TASK PROMPT - Please retype the records below exactly, leaving out any pictures.

[Extracted records]
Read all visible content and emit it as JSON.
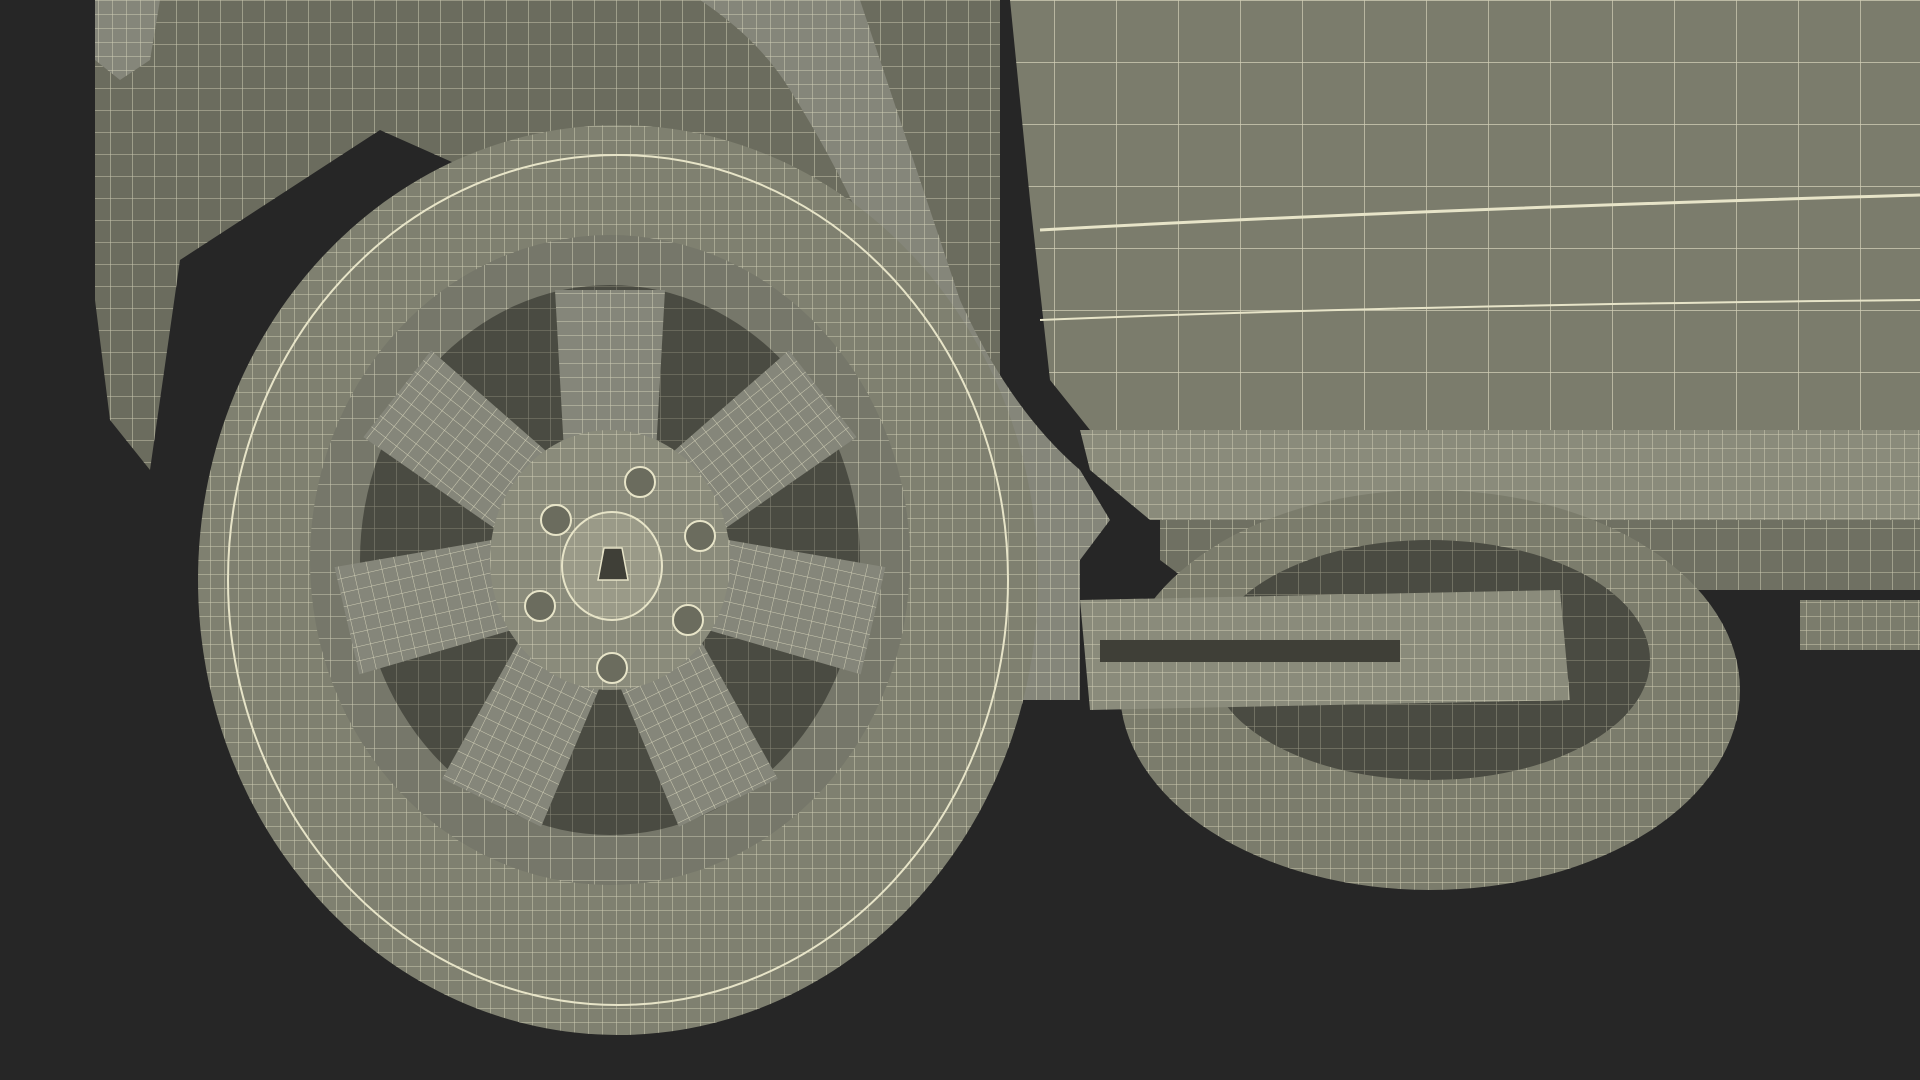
{
  "scene": {
    "subject": "vehicle",
    "render_style": "wireframe",
    "wheel_spokes": 7,
    "lug_nuts": 6,
    "colors": {
      "background": "#262626",
      "surface": "#7b7c6c",
      "surface_light": "#8a8b7b",
      "surface_dark": "#5f6055",
      "wire": "#e7e4c8",
      "shadow": "#3f3f37"
    }
  }
}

OUTPUT BELOW -
Read all visible content and emit it as JSON.
{
  "scene": {
    "subject": "vehicle",
    "render_style": "wireframe",
    "wheel_spokes": 7,
    "lug_nuts": 6,
    "colors": {
      "background": "#262626",
      "surface": "#7b7c6c",
      "surface_light": "#8a8b7b",
      "surface_dark": "#5f6055",
      "wire": "#e7e4c8",
      "shadow": "#3f3f37"
    }
  }
}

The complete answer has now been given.